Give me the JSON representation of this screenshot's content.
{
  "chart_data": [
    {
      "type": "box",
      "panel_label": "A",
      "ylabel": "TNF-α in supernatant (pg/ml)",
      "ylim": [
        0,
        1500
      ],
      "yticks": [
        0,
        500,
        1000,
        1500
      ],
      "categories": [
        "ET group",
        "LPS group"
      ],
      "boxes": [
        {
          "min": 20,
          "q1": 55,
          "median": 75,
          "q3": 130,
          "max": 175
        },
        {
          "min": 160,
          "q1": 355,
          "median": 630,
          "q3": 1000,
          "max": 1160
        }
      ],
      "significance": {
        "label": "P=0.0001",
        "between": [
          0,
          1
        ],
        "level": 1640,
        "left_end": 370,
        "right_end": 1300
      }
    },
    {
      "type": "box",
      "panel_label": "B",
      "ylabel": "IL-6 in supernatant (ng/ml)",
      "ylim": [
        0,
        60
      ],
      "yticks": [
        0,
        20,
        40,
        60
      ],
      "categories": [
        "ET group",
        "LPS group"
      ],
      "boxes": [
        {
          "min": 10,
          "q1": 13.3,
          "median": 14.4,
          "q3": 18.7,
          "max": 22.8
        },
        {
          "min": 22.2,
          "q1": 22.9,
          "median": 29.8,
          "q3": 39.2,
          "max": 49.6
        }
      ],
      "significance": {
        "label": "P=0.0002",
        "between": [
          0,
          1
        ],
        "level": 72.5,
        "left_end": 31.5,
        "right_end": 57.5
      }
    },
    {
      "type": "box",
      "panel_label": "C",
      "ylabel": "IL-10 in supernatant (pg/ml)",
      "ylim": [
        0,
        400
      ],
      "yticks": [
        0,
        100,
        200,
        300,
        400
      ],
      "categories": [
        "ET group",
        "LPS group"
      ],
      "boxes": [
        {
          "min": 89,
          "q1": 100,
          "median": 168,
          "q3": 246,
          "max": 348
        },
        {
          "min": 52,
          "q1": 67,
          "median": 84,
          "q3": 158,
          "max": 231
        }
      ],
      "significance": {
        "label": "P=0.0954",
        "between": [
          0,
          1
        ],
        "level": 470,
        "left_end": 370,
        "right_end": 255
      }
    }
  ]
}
======
Repeat every line of the records above exactly.

Give me the JSON representation of this screenshot's content.
{
  "chart_data": [
    {
      "type": "box",
      "panel_label": "A",
      "ylabel": "TNF-α in supernatant (pg/ml)",
      "ylim": [
        0,
        1500
      ],
      "yticks": [
        0,
        500,
        1000,
        1500
      ],
      "categories": [
        "ET group",
        "LPS group"
      ],
      "boxes": [
        {
          "min": 20,
          "q1": 55,
          "median": 75,
          "q3": 130,
          "max": 175
        },
        {
          "min": 160,
          "q1": 355,
          "median": 630,
          "q3": 1000,
          "max": 1160
        }
      ],
      "significance": {
        "label": "P=0.0001",
        "between": [
          0,
          1
        ],
        "level": 1640,
        "left_end": 370,
        "right_end": 1300
      }
    },
    {
      "type": "box",
      "panel_label": "B",
      "ylabel": "IL-6 in supernatant (ng/ml)",
      "ylim": [
        0,
        60
      ],
      "yticks": [
        0,
        20,
        40,
        60
      ],
      "categories": [
        "ET group",
        "LPS group"
      ],
      "boxes": [
        {
          "min": 10,
          "q1": 13.3,
          "median": 14.4,
          "q3": 18.7,
          "max": 22.8
        },
        {
          "min": 22.2,
          "q1": 22.9,
          "median": 29.8,
          "q3": 39.2,
          "max": 49.6
        }
      ],
      "significance": {
        "label": "P=0.0002",
        "between": [
          0,
          1
        ],
        "level": 72.5,
        "left_end": 31.5,
        "right_end": 57.5
      }
    },
    {
      "type": "box",
      "panel_label": "C",
      "ylabel": "IL-10 in supernatant (pg/ml)",
      "ylim": [
        0,
        400
      ],
      "yticks": [
        0,
        100,
        200,
        300,
        400
      ],
      "categories": [
        "ET group",
        "LPS group"
      ],
      "boxes": [
        {
          "min": 89,
          "q1": 100,
          "median": 168,
          "q3": 246,
          "max": 348
        },
        {
          "min": 52,
          "q1": 67,
          "median": 84,
          "q3": 158,
          "max": 231
        }
      ],
      "significance": {
        "label": "P=0.0954",
        "between": [
          0,
          1
        ],
        "level": 470,
        "left_end": 370,
        "right_end": 255
      }
    }
  ]
}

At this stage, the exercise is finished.